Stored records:

****************

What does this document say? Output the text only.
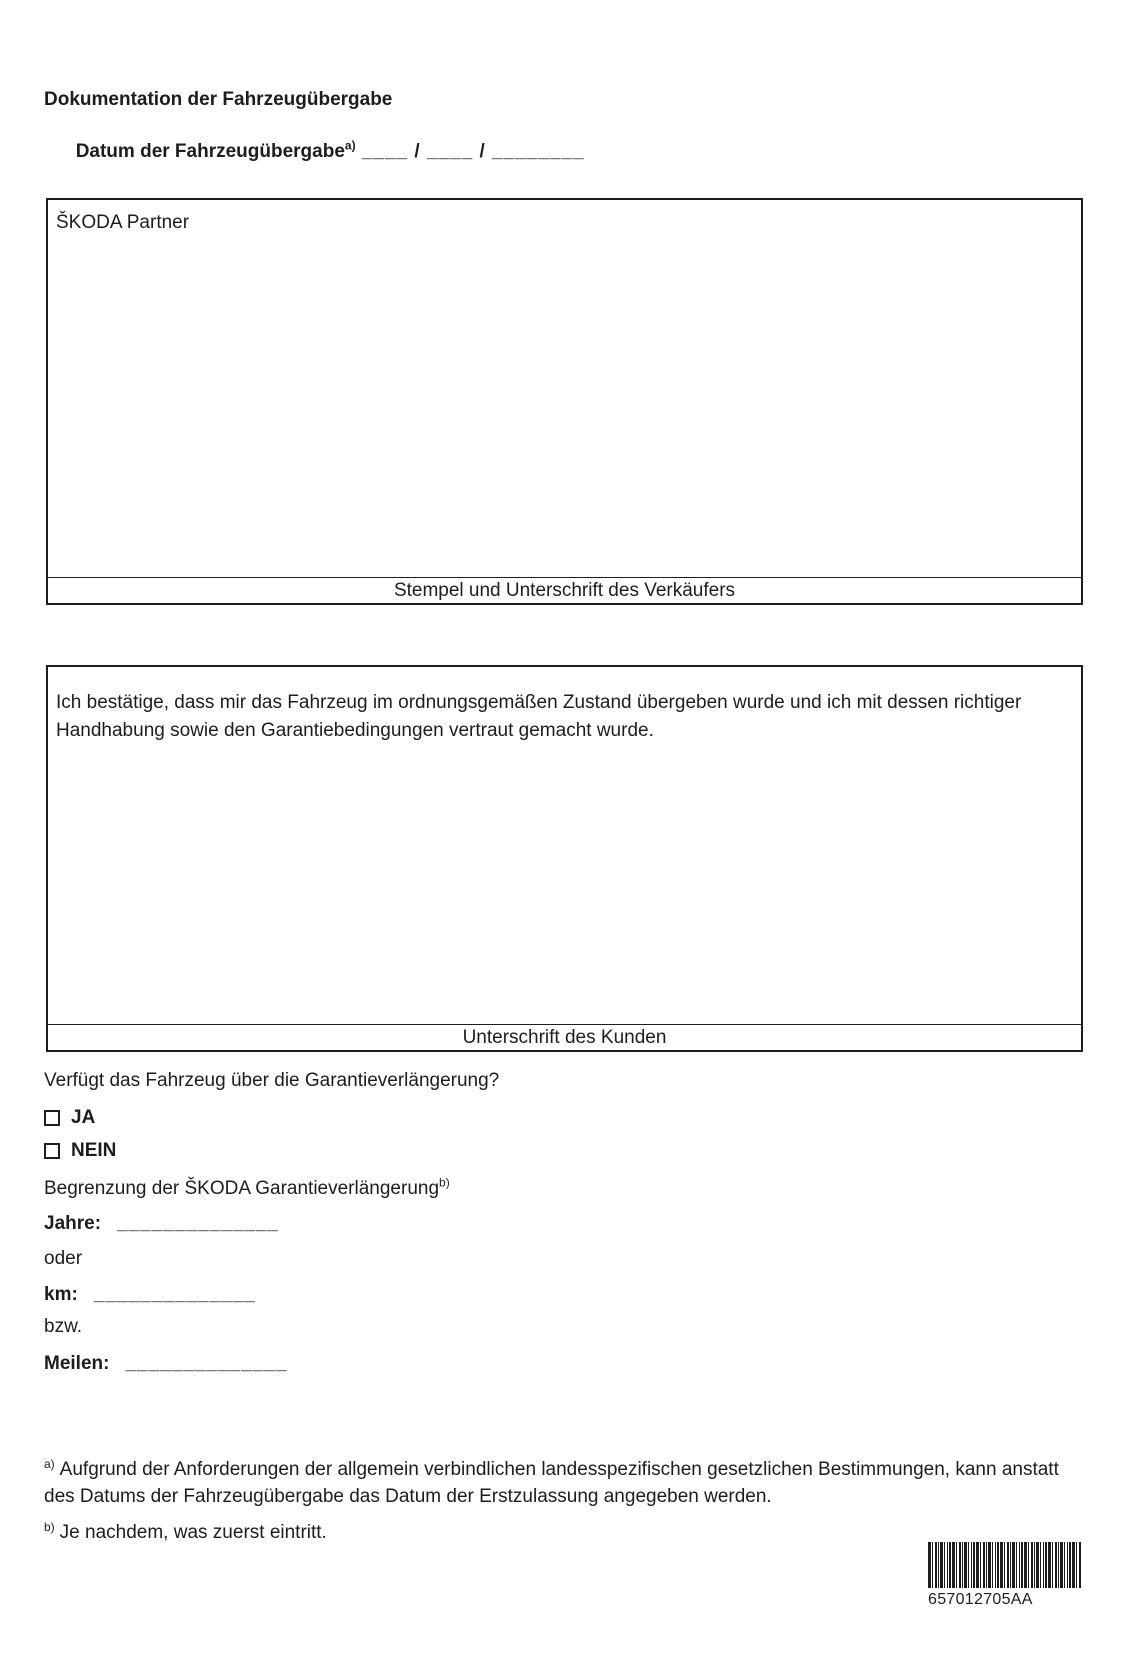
Dokumentation der Fahrzeugübergabe

Datum der Fahrzeugübergabe$^{a)}$ ____ / ____ / ________

ŠKODA Partner
Stempel und Unterschrift des Verkäufers

Ich bestätige, dass mir das Fahrzeug im ordnungsgemäßen Zustand übergeben wurde und ich mit dessen richtiger Handhabung sowie den Garantiebedingungen vertraut gemacht wurde.

Unterschrift des Kunden
Verfügt das Fahrzeug über die Garantieverlängerung?
JA
NEIN
Begrenzung der ŠKODA Garantieverlängerung$^{b)}$
Jahre: ______________
oder
km: ______________
bzw.
Meilen: ______________
$^{a)}$ Aufgrund der Anforderungen der allgemein verbindlichen landesspezifischen gesetzlichen Bestimmungen, kann anstatt des Datums der Fahrzeugübergabe das Datum der Erstzulassung angegeben werden.
$^{b)}$ Je nachdem, was zuerst eintritt.
657012705AA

****************

**WHAT THE TASK ASKS:** Select and copy every line of the listing with the word "Datum".

**TASK OUTPUT:**
Datum der Fahrzeugübergabe$^{a)}$ ____ / ____ / ________
$^{a)}$ Aufgrund der Anforderungen der allgemein verbindlichen landesspezifischen gesetzlichen Bestimmungen, kann anstatt des Datums der Fahrzeugübergabe das Datum der Erstzulassung angegeben werden.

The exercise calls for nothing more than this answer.